WHAT THE TASK REQUIRES.
Give every line of the data again, unchanged, but with no pictures.

----- DATA RECORDS

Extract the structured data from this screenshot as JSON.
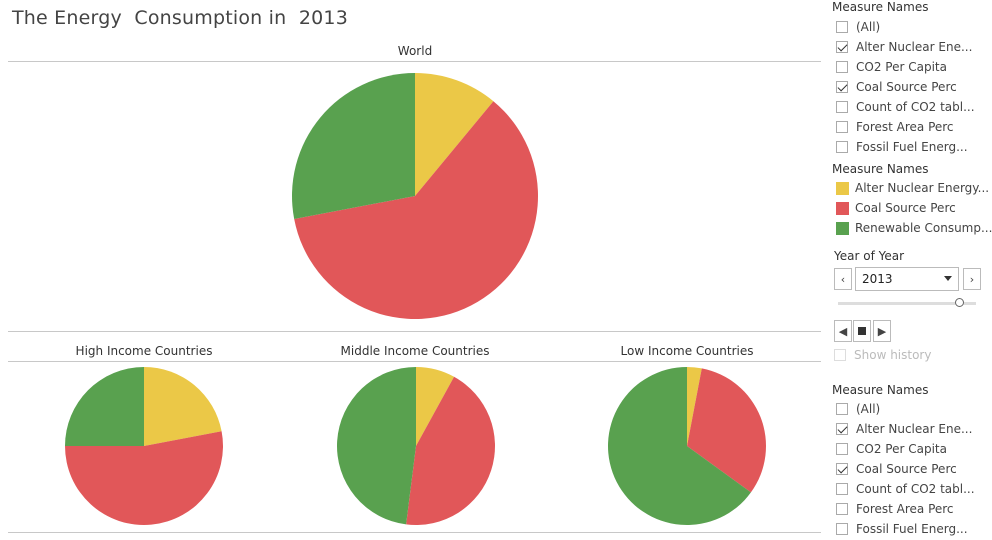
{
  "dashboard": {
    "title": "The Energy  Consumption in  2013"
  },
  "colors": {
    "alter_nuclear": "#EBC847",
    "coal": "#E15759",
    "renewable": "#59A14F"
  },
  "chart_data": [
    {
      "type": "pie",
      "title": "World",
      "labels": [
        "Alter Nuclear Energy",
        "Coal Source Perc",
        "Renewable Consumption"
      ],
      "values": [
        11,
        61,
        28
      ]
    },
    {
      "type": "pie",
      "title": "High Income Countries",
      "labels": [
        "Alter Nuclear Energy",
        "Coal Source Perc",
        "Renewable Consumption"
      ],
      "values": [
        22,
        53,
        25
      ]
    },
    {
      "type": "pie",
      "title": "Middle Income Countries",
      "labels": [
        "Alter Nuclear Energy",
        "Coal Source Perc",
        "Renewable Consumption"
      ],
      "values": [
        8,
        44,
        48
      ]
    },
    {
      "type": "pie",
      "title": "Low Income Countries",
      "labels": [
        "Alter Nuclear Energy",
        "Coal Source Perc",
        "Renewable Consumption"
      ],
      "values": [
        3,
        32,
        65
      ]
    }
  ],
  "filter_top": {
    "title": "Measure Names",
    "items": [
      {
        "label": "(All)",
        "checked": false
      },
      {
        "label": "Alter Nuclear Ene...",
        "checked": true
      },
      {
        "label": "CO2 Per Capita",
        "checked": false
      },
      {
        "label": "Coal Source Perc",
        "checked": true
      },
      {
        "label": "Count of CO2 tabl...",
        "checked": false
      },
      {
        "label": "Forest Area Perc",
        "checked": false
      },
      {
        "label": "Fossil Fuel Energ...",
        "checked": false
      }
    ]
  },
  "color_legend": {
    "title": "Measure Names",
    "items": [
      {
        "label": "Alter Nuclear Energy...",
        "color": "#EBC847"
      },
      {
        "label": "Coal Source Perc",
        "color": "#E15759"
      },
      {
        "label": "Renewable Consump...",
        "color": "#59A14F"
      }
    ]
  },
  "year_filter": {
    "title": "Year of Year",
    "value": "2013",
    "prev_icon": "chevron-left-icon",
    "next_icon": "chevron-right-icon",
    "show_history": "Show history"
  },
  "filter_bottom": {
    "title": "Measure Names",
    "items": [
      {
        "label": "(All)",
        "checked": false
      },
      {
        "label": "Alter Nuclear Ene...",
        "checked": true
      },
      {
        "label": "CO2 Per Capita",
        "checked": false
      },
      {
        "label": "Coal Source Perc",
        "checked": true
      },
      {
        "label": "Count of CO2 tabl...",
        "checked": false
      },
      {
        "label": "Forest Area Perc",
        "checked": false
      },
      {
        "label": "Fossil Fuel Energ...",
        "checked": false
      }
    ]
  }
}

----------

ANSWER FOR THE TASK.
Extract the structured data from this screenshot as JSON.
{
  "dashboard": {
    "title": "The Energy  Consumption in  2013"
  },
  "colors": {
    "alter_nuclear": "#EBC847",
    "coal": "#E15759",
    "renewable": "#59A14F"
  },
  "chart_data": [
    {
      "type": "pie",
      "title": "World",
      "labels": [
        "Alter Nuclear Energy",
        "Coal Source Perc",
        "Renewable Consumption"
      ],
      "values": [
        11,
        61,
        28
      ]
    },
    {
      "type": "pie",
      "title": "High Income Countries",
      "labels": [
        "Alter Nuclear Energy",
        "Coal Source Perc",
        "Renewable Consumption"
      ],
      "values": [
        22,
        53,
        25
      ]
    },
    {
      "type": "pie",
      "title": "Middle Income Countries",
      "labels": [
        "Alter Nuclear Energy",
        "Coal Source Perc",
        "Renewable Consumption"
      ],
      "values": [
        8,
        44,
        48
      ]
    },
    {
      "type": "pie",
      "title": "Low Income Countries",
      "labels": [
        "Alter Nuclear Energy",
        "Coal Source Perc",
        "Renewable Consumption"
      ],
      "values": [
        3,
        32,
        65
      ]
    }
  ],
  "filter_top": {
    "title": "Measure Names",
    "items": [
      {
        "label": "(All)",
        "checked": false
      },
      {
        "label": "Alter Nuclear Ene...",
        "checked": true
      },
      {
        "label": "CO2 Per Capita",
        "checked": false
      },
      {
        "label": "Coal Source Perc",
        "checked": true
      },
      {
        "label": "Count of CO2 tabl...",
        "checked": false
      },
      {
        "label": "Forest Area Perc",
        "checked": false
      },
      {
        "label": "Fossil Fuel Energ...",
        "checked": false
      }
    ]
  },
  "color_legend": {
    "title": "Measure Names",
    "items": [
      {
        "label": "Alter Nuclear Energy...",
        "color": "#EBC847"
      },
      {
        "label": "Coal Source Perc",
        "color": "#E15759"
      },
      {
        "label": "Renewable Consump...",
        "color": "#59A14F"
      }
    ]
  },
  "year_filter": {
    "title": "Year of Year",
    "value": "2013",
    "prev_icon": "chevron-left-icon",
    "next_icon": "chevron-right-icon",
    "show_history": "Show history"
  },
  "filter_bottom": {
    "title": "Measure Names",
    "items": [
      {
        "label": "(All)",
        "checked": false
      },
      {
        "label": "Alter Nuclear Ene...",
        "checked": true
      },
      {
        "label": "CO2 Per Capita",
        "checked": false
      },
      {
        "label": "Coal Source Perc",
        "checked": true
      },
      {
        "label": "Count of CO2 tabl...",
        "checked": false
      },
      {
        "label": "Forest Area Perc",
        "checked": false
      },
      {
        "label": "Fossil Fuel Energ...",
        "checked": false
      }
    ]
  }
}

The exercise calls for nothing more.